EXERCISE GOAL:
Each entry has to be copied exactly, with nothing missed.

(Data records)
● ● ●

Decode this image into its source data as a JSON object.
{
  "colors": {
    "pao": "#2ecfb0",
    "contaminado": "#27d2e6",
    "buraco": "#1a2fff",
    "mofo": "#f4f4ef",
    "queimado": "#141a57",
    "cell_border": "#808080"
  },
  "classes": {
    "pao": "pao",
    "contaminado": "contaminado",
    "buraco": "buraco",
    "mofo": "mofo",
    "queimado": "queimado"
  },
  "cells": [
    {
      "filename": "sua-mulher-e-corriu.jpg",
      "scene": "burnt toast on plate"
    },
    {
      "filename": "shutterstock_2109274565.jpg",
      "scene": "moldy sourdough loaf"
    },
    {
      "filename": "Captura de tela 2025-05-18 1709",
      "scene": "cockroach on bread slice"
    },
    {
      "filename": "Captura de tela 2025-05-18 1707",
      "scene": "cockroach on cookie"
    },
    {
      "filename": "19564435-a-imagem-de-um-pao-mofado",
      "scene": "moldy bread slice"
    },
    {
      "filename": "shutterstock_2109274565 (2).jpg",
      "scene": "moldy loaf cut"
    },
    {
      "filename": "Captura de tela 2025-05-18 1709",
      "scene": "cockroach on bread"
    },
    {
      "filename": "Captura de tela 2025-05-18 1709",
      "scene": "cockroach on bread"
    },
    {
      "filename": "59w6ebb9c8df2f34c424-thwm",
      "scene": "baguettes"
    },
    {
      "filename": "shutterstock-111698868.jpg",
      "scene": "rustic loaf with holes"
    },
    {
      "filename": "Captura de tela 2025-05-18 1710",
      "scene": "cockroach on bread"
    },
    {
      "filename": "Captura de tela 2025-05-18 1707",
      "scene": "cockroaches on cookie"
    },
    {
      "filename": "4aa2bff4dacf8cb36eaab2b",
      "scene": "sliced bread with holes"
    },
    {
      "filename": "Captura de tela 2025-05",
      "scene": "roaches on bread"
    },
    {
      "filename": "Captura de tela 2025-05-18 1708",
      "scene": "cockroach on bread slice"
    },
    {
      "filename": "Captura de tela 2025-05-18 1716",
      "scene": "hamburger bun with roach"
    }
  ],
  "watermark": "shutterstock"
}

● ● ●

TASK OUTPUT:
Decode this image into its source data as a JSON object.
{
  "colors": {
    "pao": "#2ecfb0",
    "contaminado": "#27d2e6",
    "buraco": "#1a2fff",
    "mofo": "#f4f4ef",
    "queimado": "#141a57",
    "cell_border": "#808080"
  },
  "classes": {
    "pao": "pao",
    "contaminado": "contaminado",
    "buraco": "buraco",
    "mofo": "mofo",
    "queimado": "queimado"
  },
  "cells": [
    {
      "filename": "sua-mulher-e-corriu.jpg",
      "scene": "burnt toast on plate"
    },
    {
      "filename": "shutterstock_2109274565.jpg",
      "scene": "moldy sourdough loaf"
    },
    {
      "filename": "Captura de tela 2025-05-18 1709",
      "scene": "cockroach on bread slice"
    },
    {
      "filename": "Captura de tela 2025-05-18 1707",
      "scene": "cockroach on cookie"
    },
    {
      "filename": "19564435-a-imagem-de-um-pao-mofado",
      "scene": "moldy bread slice"
    },
    {
      "filename": "shutterstock_2109274565 (2).jpg",
      "scene": "moldy loaf cut"
    },
    {
      "filename": "Captura de tela 2025-05-18 1709",
      "scene": "cockroach on bread"
    },
    {
      "filename": "Captura de tela 2025-05-18 1709",
      "scene": "cockroach on bread"
    },
    {
      "filename": "59w6ebb9c8df2f34c424-thwm",
      "scene": "baguettes"
    },
    {
      "filename": "shutterstock-111698868.jpg",
      "scene": "rustic loaf with holes"
    },
    {
      "filename": "Captura de tela 2025-05-18 1710",
      "scene": "cockroach on bread"
    },
    {
      "filename": "Captura de tela 2025-05-18 1707",
      "scene": "cockroaches on cookie"
    },
    {
      "filename": "4aa2bff4dacf8cb36eaab2b",
      "scene": "sliced bread with holes"
    },
    {
      "filename": "Captura de tela 2025-05",
      "scene": "roaches on bread"
    },
    {
      "filename": "Captura de tela 2025-05-18 1708",
      "scene": "cockroach on bread slice"
    },
    {
      "filename": "Captura de tela 2025-05-18 1716",
      "scene": "hamburger bun with roach"
    }
  ],
  "watermark": "shutterstock"
}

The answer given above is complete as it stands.